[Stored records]
+ + + + +

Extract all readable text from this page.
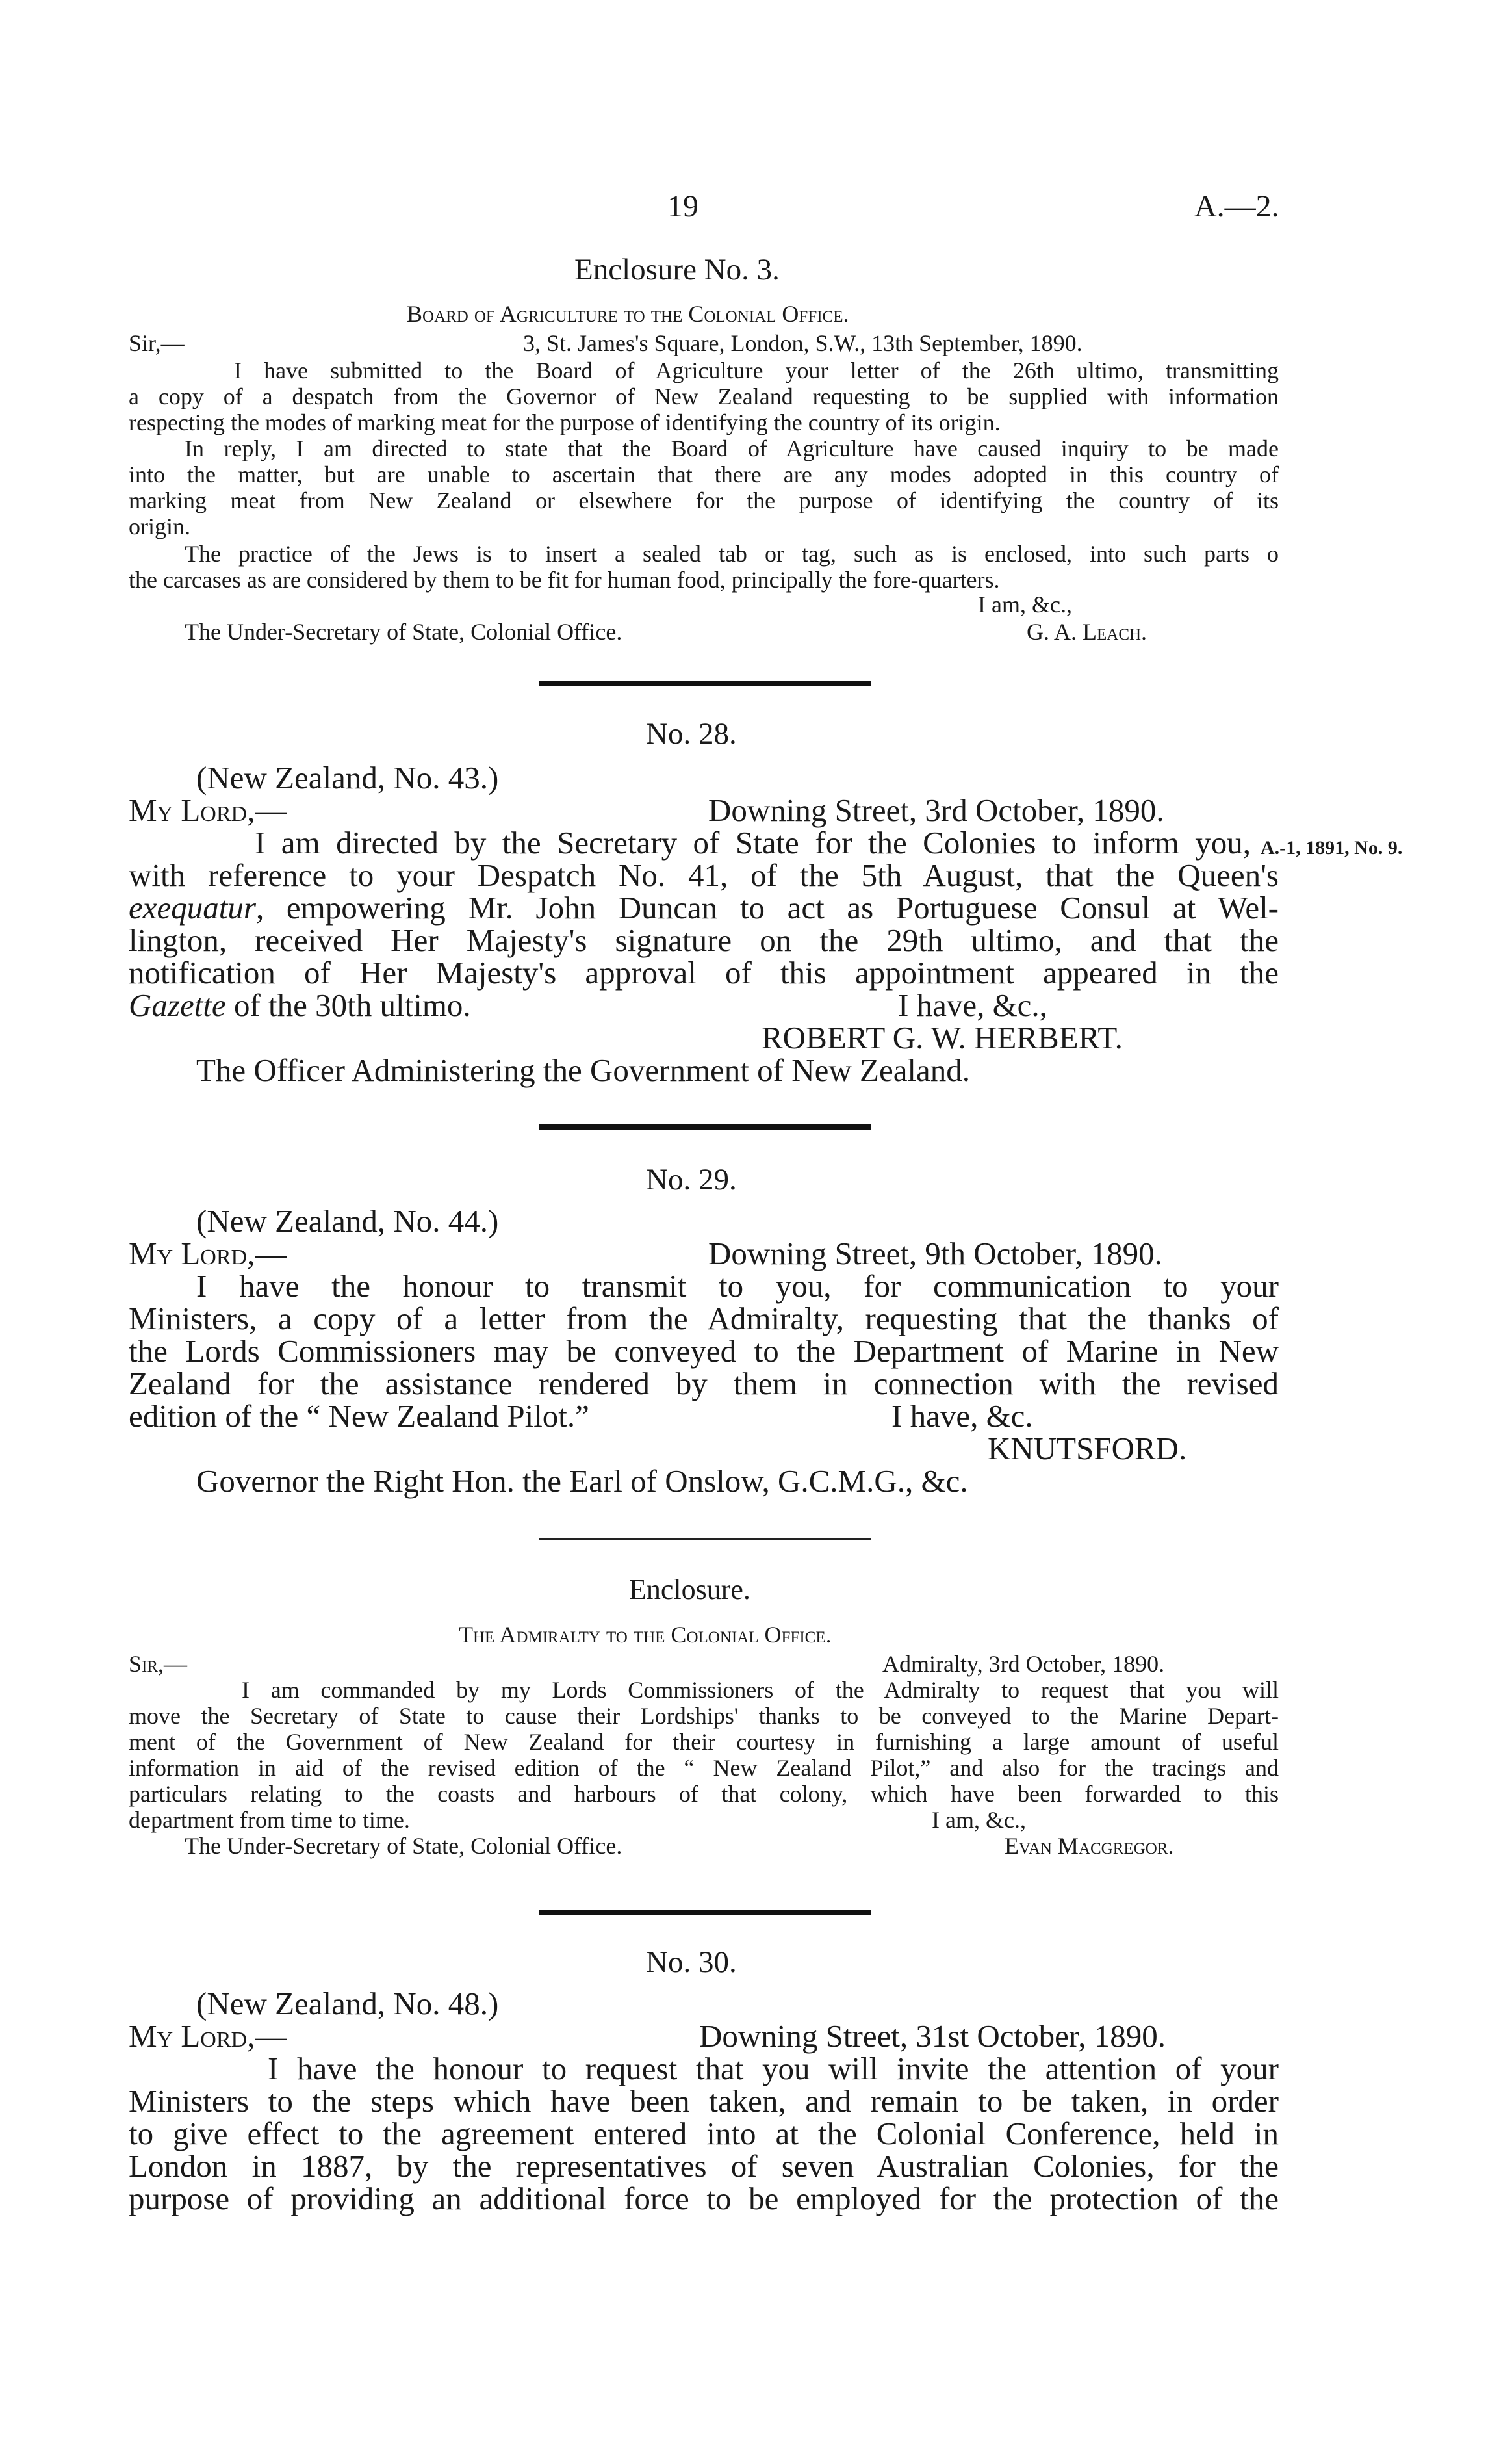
19	A.—2.
Enclosure No. 3.
Board of Agriculture to the Colonial Office.
Sir,—	3, St. James's Square, London, S.W., 13th September, 1890.
I have submitted to the Board of Agriculture your letter of the 26th ultimo, transmitting
a copy of a despatch from the Governor of New Zealand requesting to be supplied with information
respecting the modes of marking meat for the purpose of identifying the country of its origin.
In reply, I am directed to state that the Board of Agriculture have caused inquiry to be made
into the matter, but are unable to ascertain that there are any modes adopted in this country of
marking meat from New Zealand or elsewhere for the purpose of identifying the country of its
origin.
The practice of the Jews is to insert a sealed tab or tag, such as is enclosed, into such parts o
the carcases as are considered by them to be fit for human food, principally the fore-quarters.
I am, &c.,
The Under-Secretary of State, Colonial Office.	G. A. Leach.
No. 28.
(New Zealand, No. 43.)
My Lord,—	Downing Street, 3rd October, 1890.
I am directed by the Secretary of State for the Colonies to inform you, A.-1, 1891, No. 9.
with reference to your Despatch No. 41, of the 5th August, that the Queen's
exequatur, empowering Mr. John Duncan to act as Portuguese Consul at Wel-
lington, received Her Majesty's signature on the 29th ultimo, and that the
notification of Her Majesty's approval of this appointment appeared in the
Gazette of the 30th ultimo.	I have, &c.,
ROBERT G. W. HERBERT.
The Officer Administering the Government of New Zealand.
No. 29.
(New Zealand, No. 44.)
My Lord,—	Downing Street, 9th October, 1890.
I have the honour to transmit to you, for communication to your
Ministers, a copy of a letter from the Admiralty, requesting that the thanks of
the Lords Commissioners may be conveyed to the Department of Marine in New
Zealand for the assistance rendered by them in connection with the revised
edition of the “ New Zealand Pilot.”	I have, &c.
KNUTSFORD.
Governor the Right Hon. the Earl of Onslow, G.C.M.G., &c.
Enclosure.
The Admiralty to the Colonial Office.
Sir,—	Admiralty, 3rd October, 1890.
I am commanded by my Lords Commissioners of the Admiralty to request that you will
move the Secretary of State to cause their Lordships' thanks to be conveyed to the Marine Depart-
ment of the Government of New Zealand for their courtesy in furnishing a large amount of useful
information in aid of the revised edition of the “ New Zealand Pilot,” and also for the tracings and
particulars relating to the coasts and harbours of that colony, which have been forwarded to this
department from time to time.	I am, &c.,
The Under-Secretary of State, Colonial Office.	Evan Macgregor.
No. 30.
(New Zealand, No. 48.)
My Lord,—	Downing Street, 31st October, 1890.
I have the honour to request that you will invite the attention of your
Ministers to the steps which have been taken, and remain to be taken, in order
to give effect to the agreement entered into at the Colonial Conference, held in
London in 1887, by the representatives of seven Australian Colonies, for the
purpose of providing an additional force to be employed for the protection of the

+ + + + +

In the records shown above, how many lines include the word "Colonial"? Answer with the number only.

5